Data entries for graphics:
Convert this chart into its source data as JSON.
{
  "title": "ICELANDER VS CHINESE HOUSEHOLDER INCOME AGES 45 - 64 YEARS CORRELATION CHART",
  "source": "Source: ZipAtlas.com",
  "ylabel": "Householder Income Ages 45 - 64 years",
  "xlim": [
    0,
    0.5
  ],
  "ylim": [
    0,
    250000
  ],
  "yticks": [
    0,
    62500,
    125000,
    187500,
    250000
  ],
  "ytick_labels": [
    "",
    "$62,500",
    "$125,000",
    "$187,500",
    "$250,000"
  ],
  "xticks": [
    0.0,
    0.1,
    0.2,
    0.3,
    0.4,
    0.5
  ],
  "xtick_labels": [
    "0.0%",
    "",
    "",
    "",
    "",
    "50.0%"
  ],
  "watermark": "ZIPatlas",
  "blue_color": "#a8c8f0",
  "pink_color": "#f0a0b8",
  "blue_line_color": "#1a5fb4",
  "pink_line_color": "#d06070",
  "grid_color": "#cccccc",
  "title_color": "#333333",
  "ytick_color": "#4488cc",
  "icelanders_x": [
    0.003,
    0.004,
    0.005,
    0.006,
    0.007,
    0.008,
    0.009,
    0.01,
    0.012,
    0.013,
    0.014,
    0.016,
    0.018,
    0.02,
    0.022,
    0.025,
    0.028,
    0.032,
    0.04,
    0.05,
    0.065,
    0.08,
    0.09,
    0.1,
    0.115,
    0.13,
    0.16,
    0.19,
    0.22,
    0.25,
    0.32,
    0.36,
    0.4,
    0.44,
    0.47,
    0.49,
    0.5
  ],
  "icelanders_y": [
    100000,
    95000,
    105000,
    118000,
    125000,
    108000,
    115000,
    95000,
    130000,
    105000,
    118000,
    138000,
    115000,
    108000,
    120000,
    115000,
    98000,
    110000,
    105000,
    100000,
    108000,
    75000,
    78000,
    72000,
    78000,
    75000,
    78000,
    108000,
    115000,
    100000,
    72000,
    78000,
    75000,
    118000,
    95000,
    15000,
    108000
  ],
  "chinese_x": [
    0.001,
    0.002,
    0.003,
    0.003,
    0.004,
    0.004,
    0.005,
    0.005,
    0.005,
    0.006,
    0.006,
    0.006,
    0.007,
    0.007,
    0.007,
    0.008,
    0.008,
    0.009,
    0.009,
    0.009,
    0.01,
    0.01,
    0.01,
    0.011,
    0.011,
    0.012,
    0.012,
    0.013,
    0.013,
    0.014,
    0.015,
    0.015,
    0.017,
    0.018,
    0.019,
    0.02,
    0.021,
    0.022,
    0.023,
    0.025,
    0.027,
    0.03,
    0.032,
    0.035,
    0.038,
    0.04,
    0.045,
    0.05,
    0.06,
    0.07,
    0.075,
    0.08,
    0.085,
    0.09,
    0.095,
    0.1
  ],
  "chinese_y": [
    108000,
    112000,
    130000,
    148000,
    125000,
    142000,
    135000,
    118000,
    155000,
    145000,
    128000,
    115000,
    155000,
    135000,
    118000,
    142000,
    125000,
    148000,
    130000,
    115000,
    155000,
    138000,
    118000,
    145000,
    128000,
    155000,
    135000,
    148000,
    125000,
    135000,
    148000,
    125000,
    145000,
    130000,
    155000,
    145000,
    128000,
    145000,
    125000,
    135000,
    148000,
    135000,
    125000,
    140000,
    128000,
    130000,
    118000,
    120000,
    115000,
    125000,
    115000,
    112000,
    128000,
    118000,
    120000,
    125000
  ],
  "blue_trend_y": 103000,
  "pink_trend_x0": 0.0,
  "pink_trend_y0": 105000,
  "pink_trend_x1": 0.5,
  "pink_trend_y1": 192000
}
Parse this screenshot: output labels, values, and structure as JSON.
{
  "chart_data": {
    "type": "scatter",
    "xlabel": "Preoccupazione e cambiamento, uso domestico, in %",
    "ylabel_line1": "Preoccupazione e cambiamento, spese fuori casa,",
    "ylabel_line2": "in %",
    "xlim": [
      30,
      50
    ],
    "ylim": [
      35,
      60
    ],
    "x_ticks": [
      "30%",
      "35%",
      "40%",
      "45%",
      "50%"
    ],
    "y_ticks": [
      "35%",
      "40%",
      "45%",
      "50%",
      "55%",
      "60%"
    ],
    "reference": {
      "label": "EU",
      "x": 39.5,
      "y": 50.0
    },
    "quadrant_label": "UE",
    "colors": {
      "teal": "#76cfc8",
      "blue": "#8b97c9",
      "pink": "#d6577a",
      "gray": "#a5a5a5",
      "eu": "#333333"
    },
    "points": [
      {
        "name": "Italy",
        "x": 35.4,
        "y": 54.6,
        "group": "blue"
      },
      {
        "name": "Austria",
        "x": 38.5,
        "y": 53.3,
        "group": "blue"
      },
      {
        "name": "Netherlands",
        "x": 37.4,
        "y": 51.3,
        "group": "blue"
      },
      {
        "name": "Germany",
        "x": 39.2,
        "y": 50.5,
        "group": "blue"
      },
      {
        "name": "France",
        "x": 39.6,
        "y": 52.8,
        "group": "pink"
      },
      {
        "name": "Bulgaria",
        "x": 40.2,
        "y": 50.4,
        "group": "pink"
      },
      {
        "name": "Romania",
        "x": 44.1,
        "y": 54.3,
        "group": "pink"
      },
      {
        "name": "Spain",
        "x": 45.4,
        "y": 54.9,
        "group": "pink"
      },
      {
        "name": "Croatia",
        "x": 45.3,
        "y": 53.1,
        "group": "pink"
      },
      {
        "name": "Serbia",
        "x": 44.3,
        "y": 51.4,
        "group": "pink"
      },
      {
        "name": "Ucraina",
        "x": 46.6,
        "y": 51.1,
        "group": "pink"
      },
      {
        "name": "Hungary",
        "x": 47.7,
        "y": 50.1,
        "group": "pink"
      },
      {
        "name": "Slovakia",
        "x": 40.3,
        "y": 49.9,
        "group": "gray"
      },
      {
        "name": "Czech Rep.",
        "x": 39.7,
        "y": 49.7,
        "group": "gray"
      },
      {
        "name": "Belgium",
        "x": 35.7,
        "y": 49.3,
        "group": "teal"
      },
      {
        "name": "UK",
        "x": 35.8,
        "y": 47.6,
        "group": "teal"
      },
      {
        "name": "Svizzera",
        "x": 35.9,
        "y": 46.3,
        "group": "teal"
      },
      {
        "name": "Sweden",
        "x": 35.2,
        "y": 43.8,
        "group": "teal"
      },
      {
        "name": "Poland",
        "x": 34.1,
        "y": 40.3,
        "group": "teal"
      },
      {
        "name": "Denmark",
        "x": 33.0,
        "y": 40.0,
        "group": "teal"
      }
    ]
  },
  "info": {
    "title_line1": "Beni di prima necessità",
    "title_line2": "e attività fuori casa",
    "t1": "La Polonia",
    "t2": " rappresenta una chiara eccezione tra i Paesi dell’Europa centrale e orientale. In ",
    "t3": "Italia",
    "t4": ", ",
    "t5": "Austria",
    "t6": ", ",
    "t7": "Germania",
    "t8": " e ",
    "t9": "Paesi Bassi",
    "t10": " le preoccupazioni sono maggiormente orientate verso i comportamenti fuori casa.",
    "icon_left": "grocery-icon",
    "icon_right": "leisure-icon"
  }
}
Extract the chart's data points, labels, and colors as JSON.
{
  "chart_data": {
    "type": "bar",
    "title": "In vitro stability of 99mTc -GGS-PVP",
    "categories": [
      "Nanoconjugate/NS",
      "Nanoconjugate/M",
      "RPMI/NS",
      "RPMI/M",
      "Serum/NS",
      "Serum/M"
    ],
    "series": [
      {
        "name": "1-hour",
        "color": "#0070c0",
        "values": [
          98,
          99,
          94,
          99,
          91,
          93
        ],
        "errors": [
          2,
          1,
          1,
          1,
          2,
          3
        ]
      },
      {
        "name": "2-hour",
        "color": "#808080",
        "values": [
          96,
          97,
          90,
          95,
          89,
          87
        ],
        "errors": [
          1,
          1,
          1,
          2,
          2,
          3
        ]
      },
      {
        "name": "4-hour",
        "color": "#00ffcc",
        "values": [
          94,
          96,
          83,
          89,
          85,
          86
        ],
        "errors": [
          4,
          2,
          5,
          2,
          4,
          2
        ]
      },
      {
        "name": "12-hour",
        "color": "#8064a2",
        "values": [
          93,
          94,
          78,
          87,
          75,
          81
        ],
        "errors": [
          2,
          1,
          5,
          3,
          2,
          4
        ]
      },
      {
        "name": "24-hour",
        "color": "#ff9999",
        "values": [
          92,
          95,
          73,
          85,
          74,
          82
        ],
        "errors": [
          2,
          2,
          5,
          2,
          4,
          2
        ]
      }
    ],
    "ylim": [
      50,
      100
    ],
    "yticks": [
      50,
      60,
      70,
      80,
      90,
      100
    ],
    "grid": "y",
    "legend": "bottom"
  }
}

*PROBLEM DESCRIPTION*.
Pull out each line of the records holding the string "this".

*RESPONSE*.
Convert this chart into its source data as JSON.
Parse this screenshot: output labels, values, and structure as JSON.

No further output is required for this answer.